» Objective: Transcribe each line of the records below exactly, excluding any embedded images.

» Exercise materials:
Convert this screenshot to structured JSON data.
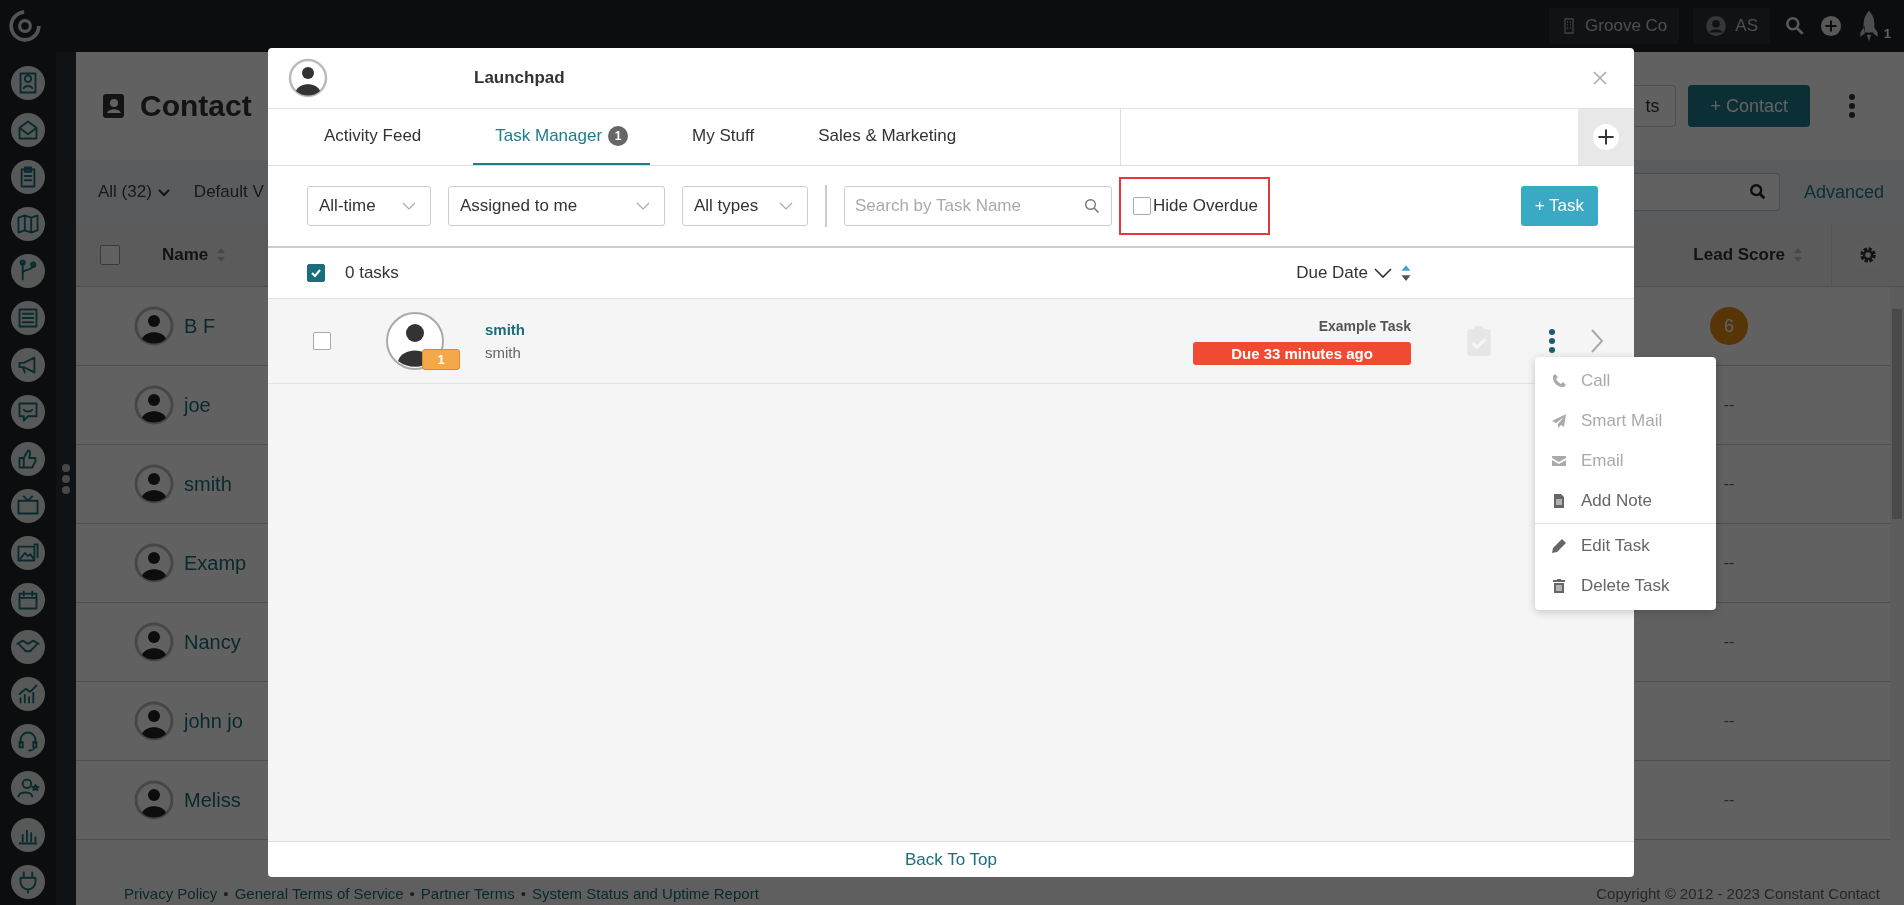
{
  "topbar": {
    "account": "Groove Co",
    "user_initials": "AS",
    "notification_count": "1"
  },
  "page": {
    "title": "Contact",
    "secondary_button": "ts",
    "primary_button": "+ Contact",
    "filter": {
      "view": "All (32)",
      "saved_view": "Default V",
      "advanced": "Advanced"
    },
    "table": {
      "select_all_checked": false,
      "columns": [
        "Name",
        "Lead Score"
      ],
      "rows": [
        {
          "name": "B F",
          "lead_score": "6",
          "scored": true
        },
        {
          "name": "joe",
          "lead_score": "--",
          "scored": false
        },
        {
          "name": "smith",
          "lead_score": "--",
          "scored": false
        },
        {
          "name": "Examp",
          "lead_score": "--",
          "scored": false
        },
        {
          "name": "Nancy",
          "lead_score": "--",
          "scored": false
        },
        {
          "name": "john jo",
          "lead_score": "--",
          "scored": false
        },
        {
          "name": "Meliss",
          "lead_score": "--",
          "scored": false
        }
      ]
    },
    "footer": {
      "separator": "•",
      "links": [
        "Privacy Policy",
        "General Terms of Service",
        "Partner Terms",
        "System Status and Uptime Report"
      ],
      "copyright": "Copyright © 2012 - 2023 Constant Contact"
    }
  },
  "launchpad": {
    "title": "Launchpad",
    "tabs": [
      {
        "label": "Activity Feed",
        "selected": false
      },
      {
        "label": "Task Manager",
        "badge": "1",
        "selected": true
      },
      {
        "label": "My Stuff",
        "selected": false
      },
      {
        "label": "Sales & Marketing",
        "selected": false
      }
    ],
    "filters": {
      "selects": [
        "All-time",
        "Assigned to me",
        "All types"
      ],
      "search": {
        "placeholder": "Search by Task Name"
      },
      "hide_overdue": {
        "label": "Hide Overdue",
        "checked": false,
        "highlighted": true
      },
      "add_button": "+ Task"
    },
    "list": {
      "select_all_checked": true,
      "count": "0 tasks",
      "sort_label": "Due Date"
    },
    "tasks": [
      {
        "contact": "smith",
        "subtitle": "smith",
        "badge": "1",
        "title": "Example Task",
        "due": "Due 33 minutes ago",
        "overdue": true,
        "checked": false
      }
    ],
    "menu": {
      "groups": [
        [
          {
            "label": "Call",
            "kind": "phone",
            "disabled": true
          },
          {
            "label": "Smart Mail",
            "kind": "send",
            "disabled": true
          },
          {
            "label": "Email",
            "kind": "envelope",
            "disabled": true
          },
          {
            "label": "Add Note",
            "kind": "note",
            "disabled": false
          }
        ],
        [
          {
            "label": "Edit Task",
            "kind": "pencil",
            "disabled": false
          },
          {
            "label": "Delete Task",
            "kind": "trash",
            "disabled": false
          }
        ]
      ]
    },
    "back_to_top": "Back To Top"
  }
}
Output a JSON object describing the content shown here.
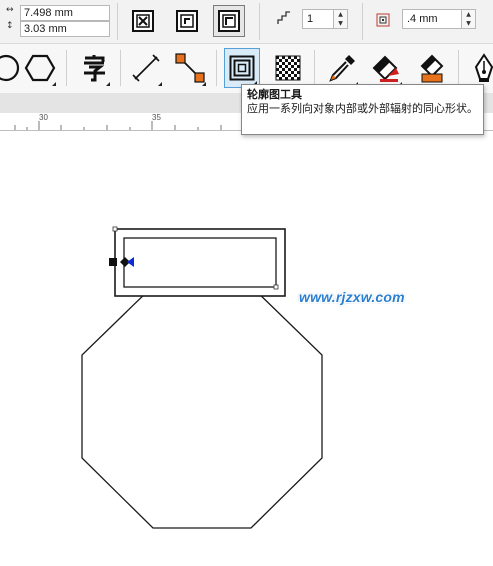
{
  "property_bar": {
    "width_value": "7.498 mm",
    "height_value": "3.03 mm",
    "width_icon": "width-arrows-icon",
    "height_icon": "height-arrows-icon",
    "contour_modes": [
      "contour-to-center-icon",
      "contour-inside-icon",
      "contour-outside-icon"
    ],
    "active_mode": "contour-outside-icon",
    "steps_value": "1",
    "offset_value": ".4 mm"
  },
  "toolbox": {
    "tools": [
      "ellipse-tool-icon",
      "polygon-tool-icon",
      "text-tool-icon",
      "parallel-dimension-tool-icon",
      "connector-tool-icon",
      "contour-tool-icon",
      "transparency-tool-icon",
      "eyedropper-tool-icon",
      "interactive-fill-tool-icon",
      "smart-fill-tool-icon",
      "pen-tool-icon"
    ],
    "active_tool": "contour-tool-icon"
  },
  "ruler": {
    "labels": [
      "30",
      "35"
    ]
  },
  "tooltip": {
    "title": "轮廓图工具",
    "description": "应用一系列向对象内部或外部辐射的同心形状。"
  },
  "watermark": "www.rjzxw.com",
  "colors": {
    "active_tool_bg": "#d9ebf8",
    "active_tool_border": "#57a0d6",
    "watermark": "#2a7fd0",
    "orange_node": "#e8721c"
  }
}
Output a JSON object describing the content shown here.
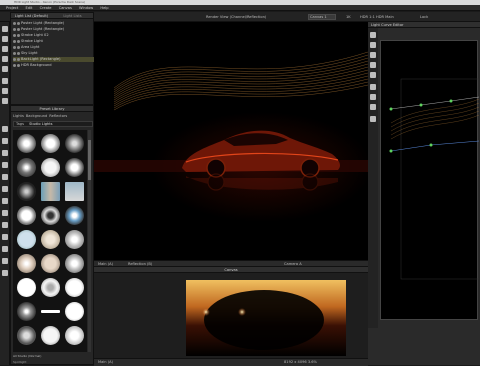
{
  "window": {
    "title": "HDR Light Studio - Xenon (Porsche Dark Scene)"
  },
  "menu": [
    "Project",
    "Edit",
    "Create",
    "Canvas",
    "Window",
    "Help"
  ],
  "toolbar": {
    "render_label": "Render View (Channel/Reflection)",
    "canvas_select": "Canvas 1",
    "res": "1K",
    "hdr_info": "HDR 1:1 HDR Main",
    "lock": "Lock"
  },
  "light_list": {
    "tabs": [
      "Light List (Default)",
      "Light Lists"
    ],
    "items": [
      "Poster Light (Rectangle)",
      "Poster Light (Rectangle)",
      "Strobe Light 02",
      "Strobe Light",
      "Area Light",
      "Sky Light",
      "BackLight (Rectangle)",
      "HDR Background"
    ],
    "selected": 6
  },
  "presets": {
    "title": "Preset Library",
    "tabs": [
      "Lights",
      "Background",
      "Reflectors",
      "Portrait",
      "Misc"
    ],
    "filter_label": "Tags",
    "search": "Studio Lights",
    "footer": "All Studio (Normal)",
    "bottom_label": "Spotlight"
  },
  "viewport": {
    "status_left": "Main (A)",
    "status_mid": "Reflection (B)",
    "status_right": "Camera A"
  },
  "canvas": {
    "title": "Canvas",
    "status_left": "Main (A)",
    "status_right": "8192 x 4096 3.6%"
  },
  "right_panel": {
    "title": "Light Curve Editor"
  },
  "colors": {
    "accent": "#e3b14f",
    "car": "#c1300f",
    "bg": "#000000"
  }
}
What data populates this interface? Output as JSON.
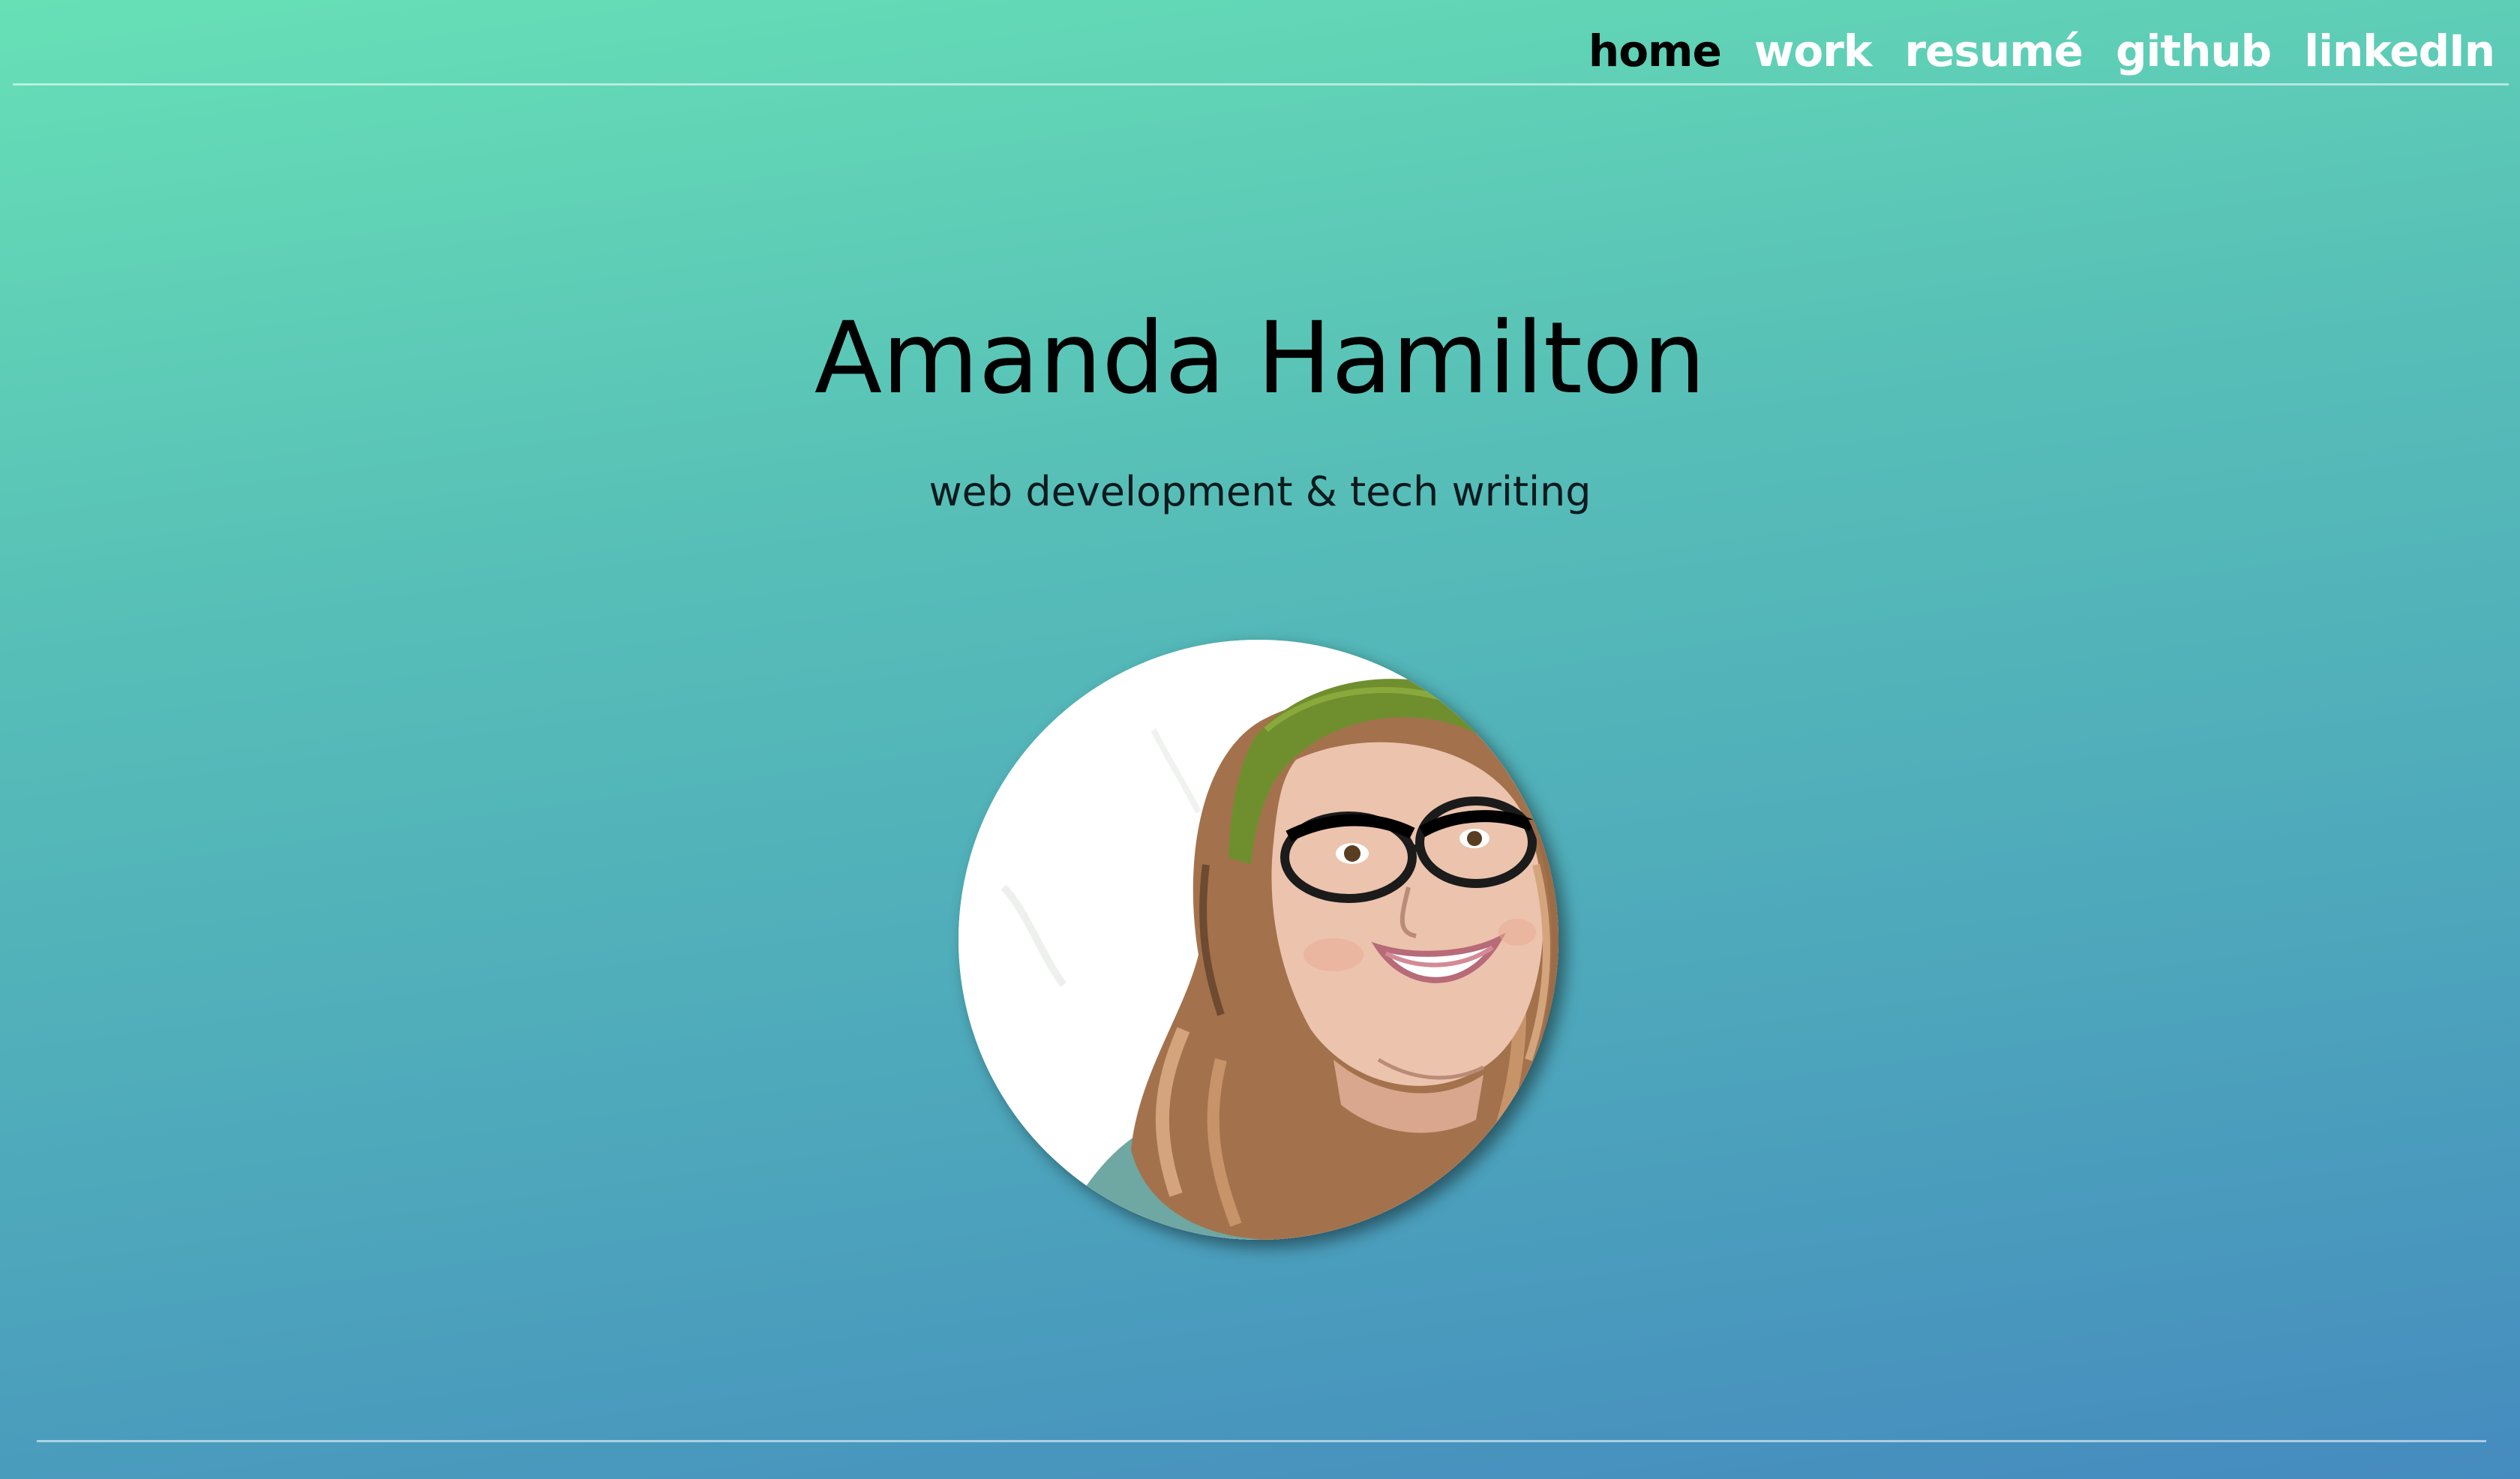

» Solution:
Convert this screenshot to structured JSON data.
{
  "topbar": {
    "account": "Groove Co",
    "user_initials": "AS",
    "notification_count": "1"
  },
  "page": {
    "title": "Contact",
    "secondary_button": "ts",
    "primary_button": "+ Contact",
    "filter": {
      "view": "All (32)",
      "saved_view": "Default V",
      "advanced": "Advanced"
    },
    "table": {
      "select_all_checked": false,
      "columns": [
        "Name",
        "Lead Score"
      ],
      "rows": [
        {
          "name": "B F",
          "lead_score": "6",
          "scored": true
        },
        {
          "name": "joe",
          "lead_score": "--",
          "scored": false
        },
        {
          "name": "smith",
          "lead_score": "--",
          "scored": false
        },
        {
          "name": "Examp",
          "lead_score": "--",
          "scored": false
        },
        {
          "name": "Nancy",
          "lead_score": "--",
          "scored": false
        },
        {
          "name": "john jo",
          "lead_score": "--",
          "scored": false
        },
        {
          "name": "Meliss",
          "lead_score": "--",
          "scored": false
        }
      ]
    },
    "footer": {
      "separator": "•",
      "links": [
        "Privacy Policy",
        "General Terms of Service",
        "Partner Terms",
        "System Status and Uptime Report"
      ],
      "copyright": "Copyright © 2012 - 2023 Constant Contact"
    }
  },
  "launchpad": {
    "title": "Launchpad",
    "tabs": [
      {
        "label": "Activity Feed",
        "selected": false
      },
      {
        "label": "Task Manager",
        "badge": "1",
        "selected": true
      },
      {
        "label": "My Stuff",
        "selected": false
      },
      {
        "label": "Sales & Marketing",
        "selected": false
      }
    ],
    "filters": {
      "selects": [
        "All-time",
        "Assigned to me",
        "All types"
      ],
      "search": {
        "placeholder": "Search by Task Name"
      },
      "hide_overdue": {
        "label": "Hide Overdue",
        "checked": false,
        "highlighted": true
      },
      "add_button": "+ Task"
    },
    "list": {
      "select_all_checked": true,
      "count": "0 tasks",
      "sort_label": "Due Date"
    },
    "tasks": [
      {
        "contact": "smith",
        "subtitle": "smith",
        "badge": "1",
        "title": "Example Task",
        "due": "Due 33 minutes ago",
        "overdue": true,
        "checked": false
      }
    ],
    "menu": {
      "groups": [
        [
          {
            "label": "Call",
            "kind": "phone",
            "disabled": true
          },
          {
            "label": "Smart Mail",
            "kind": "send",
            "disabled": true
          },
          {
            "label": "Email",
            "kind": "envelope",
            "disabled": true
          },
          {
            "label": "Add Note",
            "kind": "note",
            "disabled": false
          }
        ],
        [
          {
            "label": "Edit Task",
            "kind": "pencil",
            "disabled": false
          },
          {
            "label": "Delete Task",
            "kind": "trash",
            "disabled": false
          }
        ]
      ]
    },
    "back_to_top": "Back To Top"
  }
}
Output a JSON object describing the content shown here.
{
  "property_bar": {
    "width_value": "7.498 mm",
    "height_value": "3.03 mm",
    "width_icon": "width-arrows-icon",
    "height_icon": "height-arrows-icon",
    "contour_modes": [
      "contour-to-center-icon",
      "contour-inside-icon",
      "contour-outside-icon"
    ],
    "active_mode": "contour-outside-icon",
    "steps_value": "1",
    "offset_value": ".4 mm"
  },
  "toolbox": {
    "tools": [
      "ellipse-tool-icon",
      "polygon-tool-icon",
      "text-tool-icon",
      "parallel-dimension-tool-icon",
      "connector-tool-icon",
      "contour-tool-icon",
      "transparency-tool-icon",
      "eyedropper-tool-icon",
      "interactive-fill-tool-icon",
      "smart-fill-tool-icon",
      "pen-tool-icon"
    ],
    "active_tool": "contour-tool-icon"
  },
  "ruler": {
    "labels": [
      "30",
      "35"
    ]
  },
  "tooltip": {
    "title": "轮廓图工具",
    "description": "应用一系列向对象内部或外部辐射的同心形状。"
  },
  "watermark": "www.rjzxw.com",
  "colors": {
    "active_tool_bg": "#d9ebf8",
    "active_tool_border": "#57a0d6",
    "watermark": "#2a7fd0",
    "orange_node": "#e8721c"
  }
}
Output a JSON object describing the content shown here.
{
  "window": {
    "title": "HDR Light Studio - Xenon (Porsche Dark Scene)"
  },
  "menu": [
    "Project",
    "Edit",
    "Create",
    "Canvas",
    "Window",
    "Help"
  ],
  "toolbar": {
    "render_label": "Render View (Channel/Reflection)",
    "canvas_select": "Canvas 1",
    "res": "1K",
    "hdr_info": "HDR 1:1 HDR Main",
    "lock": "Lock"
  },
  "light_list": {
    "tabs": [
      "Light List (Default)",
      "Light Lists"
    ],
    "items": [
      "Poster Light (Rectangle)",
      "Poster Light (Rectangle)",
      "Strobe Light 02",
      "Strobe Light",
      "Area Light",
      "Sky Light",
      "BackLight (Rectangle)",
      "HDR Background"
    ],
    "selected": 6
  },
  "presets": {
    "title": "Preset Library",
    "tabs": [
      "Lights",
      "Background",
      "Reflectors",
      "Portrait",
      "Misc"
    ],
    "filter_label": "Tags",
    "search": "Studio Lights",
    "footer": "All Studio (Normal)",
    "bottom_label": "Spotlight"
  },
  "viewport": {
    "status_left": "Main (A)",
    "status_mid": "Reflection (B)",
    "status_right": "Camera A"
  },
  "canvas": {
    "title": "Canvas",
    "status_left": "Main (A)",
    "status_right": "8192 x 4096 3.6%"
  },
  "right_panel": {
    "title": "Light Curve Editor"
  },
  "colors": {
    "accent": "#e3b14f",
    "car": "#c1300f",
    "bg": "#000000"
  }
}
What data populates this interface? Output as JSON.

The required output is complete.